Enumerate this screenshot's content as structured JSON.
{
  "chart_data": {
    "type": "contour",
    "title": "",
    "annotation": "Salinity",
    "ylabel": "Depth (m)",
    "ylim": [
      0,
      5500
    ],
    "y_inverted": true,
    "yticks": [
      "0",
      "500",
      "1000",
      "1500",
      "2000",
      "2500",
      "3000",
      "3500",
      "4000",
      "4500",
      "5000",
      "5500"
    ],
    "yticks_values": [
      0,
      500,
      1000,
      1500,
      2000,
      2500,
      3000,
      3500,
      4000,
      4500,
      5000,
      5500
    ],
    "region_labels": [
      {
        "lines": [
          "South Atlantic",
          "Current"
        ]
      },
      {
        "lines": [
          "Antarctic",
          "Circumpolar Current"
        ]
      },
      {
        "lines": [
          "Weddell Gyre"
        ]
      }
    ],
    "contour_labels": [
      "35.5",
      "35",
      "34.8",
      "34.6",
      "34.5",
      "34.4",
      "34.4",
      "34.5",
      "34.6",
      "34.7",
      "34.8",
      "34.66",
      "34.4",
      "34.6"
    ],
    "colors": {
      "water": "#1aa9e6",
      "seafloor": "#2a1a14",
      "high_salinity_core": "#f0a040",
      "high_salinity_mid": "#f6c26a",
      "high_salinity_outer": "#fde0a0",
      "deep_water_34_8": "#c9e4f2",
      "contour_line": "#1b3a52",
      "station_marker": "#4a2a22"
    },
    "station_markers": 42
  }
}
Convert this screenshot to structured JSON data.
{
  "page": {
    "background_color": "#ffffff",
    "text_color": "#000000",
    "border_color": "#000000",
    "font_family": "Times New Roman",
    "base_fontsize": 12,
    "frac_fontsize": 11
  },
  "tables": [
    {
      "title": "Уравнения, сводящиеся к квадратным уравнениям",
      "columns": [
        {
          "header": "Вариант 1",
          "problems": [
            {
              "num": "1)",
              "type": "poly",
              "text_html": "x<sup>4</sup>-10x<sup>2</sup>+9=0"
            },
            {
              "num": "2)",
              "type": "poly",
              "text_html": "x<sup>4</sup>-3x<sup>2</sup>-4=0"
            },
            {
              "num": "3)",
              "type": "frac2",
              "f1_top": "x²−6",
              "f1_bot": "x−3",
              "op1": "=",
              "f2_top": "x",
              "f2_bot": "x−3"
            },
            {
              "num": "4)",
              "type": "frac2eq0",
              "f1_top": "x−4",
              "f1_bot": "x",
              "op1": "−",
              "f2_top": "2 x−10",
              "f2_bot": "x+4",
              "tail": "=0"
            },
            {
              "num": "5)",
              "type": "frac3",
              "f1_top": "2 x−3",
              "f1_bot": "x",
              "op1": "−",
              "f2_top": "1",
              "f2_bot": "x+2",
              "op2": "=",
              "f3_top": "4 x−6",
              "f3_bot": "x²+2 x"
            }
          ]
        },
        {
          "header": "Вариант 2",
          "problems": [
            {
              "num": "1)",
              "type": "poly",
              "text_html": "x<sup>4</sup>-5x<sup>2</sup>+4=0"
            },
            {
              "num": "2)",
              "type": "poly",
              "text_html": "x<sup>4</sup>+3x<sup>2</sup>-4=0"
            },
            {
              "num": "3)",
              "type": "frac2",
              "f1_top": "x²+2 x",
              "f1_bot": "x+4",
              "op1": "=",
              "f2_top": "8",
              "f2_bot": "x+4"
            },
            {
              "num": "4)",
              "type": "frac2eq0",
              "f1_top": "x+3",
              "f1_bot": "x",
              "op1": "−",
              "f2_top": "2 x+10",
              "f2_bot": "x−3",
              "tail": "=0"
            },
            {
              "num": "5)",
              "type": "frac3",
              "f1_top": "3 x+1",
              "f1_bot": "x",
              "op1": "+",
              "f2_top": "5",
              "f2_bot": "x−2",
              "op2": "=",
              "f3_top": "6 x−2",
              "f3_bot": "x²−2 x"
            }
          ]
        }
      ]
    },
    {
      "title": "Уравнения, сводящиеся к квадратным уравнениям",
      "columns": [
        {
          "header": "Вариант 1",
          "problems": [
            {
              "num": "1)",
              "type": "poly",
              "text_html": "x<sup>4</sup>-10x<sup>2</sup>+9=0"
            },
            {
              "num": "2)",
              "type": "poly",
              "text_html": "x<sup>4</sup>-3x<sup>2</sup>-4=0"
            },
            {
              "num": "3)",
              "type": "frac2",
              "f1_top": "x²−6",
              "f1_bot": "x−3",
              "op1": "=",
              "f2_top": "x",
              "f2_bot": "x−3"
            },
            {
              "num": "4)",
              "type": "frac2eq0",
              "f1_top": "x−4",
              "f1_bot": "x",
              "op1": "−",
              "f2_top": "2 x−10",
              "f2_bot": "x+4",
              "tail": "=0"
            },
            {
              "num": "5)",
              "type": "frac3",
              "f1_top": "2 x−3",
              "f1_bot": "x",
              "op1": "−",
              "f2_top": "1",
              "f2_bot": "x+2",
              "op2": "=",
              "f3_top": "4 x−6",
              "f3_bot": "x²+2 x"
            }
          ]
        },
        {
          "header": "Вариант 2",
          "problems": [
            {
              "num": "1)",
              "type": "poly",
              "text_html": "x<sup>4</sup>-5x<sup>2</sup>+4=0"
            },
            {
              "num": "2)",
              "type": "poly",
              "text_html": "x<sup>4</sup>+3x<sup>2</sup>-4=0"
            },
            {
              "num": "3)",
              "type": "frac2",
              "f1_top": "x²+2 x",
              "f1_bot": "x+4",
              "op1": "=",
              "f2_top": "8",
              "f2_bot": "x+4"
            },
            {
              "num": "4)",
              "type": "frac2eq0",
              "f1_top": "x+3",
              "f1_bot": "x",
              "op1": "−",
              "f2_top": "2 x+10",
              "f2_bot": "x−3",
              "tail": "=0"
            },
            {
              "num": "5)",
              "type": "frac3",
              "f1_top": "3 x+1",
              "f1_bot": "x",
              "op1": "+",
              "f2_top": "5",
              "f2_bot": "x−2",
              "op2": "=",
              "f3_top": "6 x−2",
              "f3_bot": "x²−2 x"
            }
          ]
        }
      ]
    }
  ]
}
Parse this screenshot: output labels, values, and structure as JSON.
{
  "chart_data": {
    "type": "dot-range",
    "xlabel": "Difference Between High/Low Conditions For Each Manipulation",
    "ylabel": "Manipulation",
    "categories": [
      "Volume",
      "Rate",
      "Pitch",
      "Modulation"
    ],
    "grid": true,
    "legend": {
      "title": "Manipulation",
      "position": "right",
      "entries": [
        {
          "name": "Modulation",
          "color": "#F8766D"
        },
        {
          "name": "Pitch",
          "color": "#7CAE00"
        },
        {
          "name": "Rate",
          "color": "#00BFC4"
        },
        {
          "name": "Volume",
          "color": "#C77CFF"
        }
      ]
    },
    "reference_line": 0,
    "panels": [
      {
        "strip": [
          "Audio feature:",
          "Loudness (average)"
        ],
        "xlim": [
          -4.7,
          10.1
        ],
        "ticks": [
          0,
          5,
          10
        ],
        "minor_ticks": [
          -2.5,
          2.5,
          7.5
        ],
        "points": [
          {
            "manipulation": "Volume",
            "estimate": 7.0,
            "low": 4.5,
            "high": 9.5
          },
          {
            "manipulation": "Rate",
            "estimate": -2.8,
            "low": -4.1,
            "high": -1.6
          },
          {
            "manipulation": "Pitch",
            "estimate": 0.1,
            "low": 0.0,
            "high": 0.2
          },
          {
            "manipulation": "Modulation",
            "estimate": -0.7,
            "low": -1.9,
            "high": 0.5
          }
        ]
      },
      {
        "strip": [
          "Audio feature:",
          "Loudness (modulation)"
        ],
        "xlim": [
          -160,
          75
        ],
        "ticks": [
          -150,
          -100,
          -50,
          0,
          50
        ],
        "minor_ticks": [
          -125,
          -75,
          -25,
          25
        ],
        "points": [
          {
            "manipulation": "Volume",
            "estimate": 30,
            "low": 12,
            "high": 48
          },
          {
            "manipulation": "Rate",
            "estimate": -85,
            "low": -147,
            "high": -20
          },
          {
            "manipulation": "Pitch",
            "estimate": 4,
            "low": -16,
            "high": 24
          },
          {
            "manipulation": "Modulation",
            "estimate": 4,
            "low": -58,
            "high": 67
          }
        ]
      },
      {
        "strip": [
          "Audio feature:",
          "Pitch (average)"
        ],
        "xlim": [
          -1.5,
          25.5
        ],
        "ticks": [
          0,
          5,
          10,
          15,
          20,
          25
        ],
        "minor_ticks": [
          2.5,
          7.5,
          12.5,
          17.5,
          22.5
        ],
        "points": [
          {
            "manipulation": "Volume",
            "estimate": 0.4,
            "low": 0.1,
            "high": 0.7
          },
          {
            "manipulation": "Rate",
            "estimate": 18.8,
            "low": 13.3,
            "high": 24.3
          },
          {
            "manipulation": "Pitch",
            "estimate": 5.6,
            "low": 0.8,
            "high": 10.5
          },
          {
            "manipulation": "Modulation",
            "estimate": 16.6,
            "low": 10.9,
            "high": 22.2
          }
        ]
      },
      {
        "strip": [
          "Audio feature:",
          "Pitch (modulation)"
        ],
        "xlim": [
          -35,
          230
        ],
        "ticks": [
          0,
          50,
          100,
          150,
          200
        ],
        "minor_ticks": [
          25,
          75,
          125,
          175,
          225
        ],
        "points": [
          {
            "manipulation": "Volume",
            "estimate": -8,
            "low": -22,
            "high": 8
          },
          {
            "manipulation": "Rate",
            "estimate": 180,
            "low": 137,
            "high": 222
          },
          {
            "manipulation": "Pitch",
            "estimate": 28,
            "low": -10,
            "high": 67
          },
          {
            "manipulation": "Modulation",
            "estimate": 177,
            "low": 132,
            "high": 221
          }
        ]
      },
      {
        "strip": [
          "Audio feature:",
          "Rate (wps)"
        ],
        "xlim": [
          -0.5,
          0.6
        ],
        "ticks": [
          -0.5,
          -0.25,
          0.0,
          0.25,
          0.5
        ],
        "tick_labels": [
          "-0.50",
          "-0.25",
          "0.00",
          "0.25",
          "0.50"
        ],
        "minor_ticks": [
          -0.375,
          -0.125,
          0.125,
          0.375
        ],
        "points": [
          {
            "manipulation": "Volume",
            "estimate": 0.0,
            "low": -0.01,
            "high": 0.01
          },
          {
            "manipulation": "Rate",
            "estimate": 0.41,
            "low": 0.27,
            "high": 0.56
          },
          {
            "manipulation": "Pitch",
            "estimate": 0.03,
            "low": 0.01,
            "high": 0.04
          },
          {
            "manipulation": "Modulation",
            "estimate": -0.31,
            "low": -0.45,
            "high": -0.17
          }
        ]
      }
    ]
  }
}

════════════════════

§ Exercise: Of all the lines in the entries, how many contain the word "Loudness"? Give only the number.

§ Written answer: 2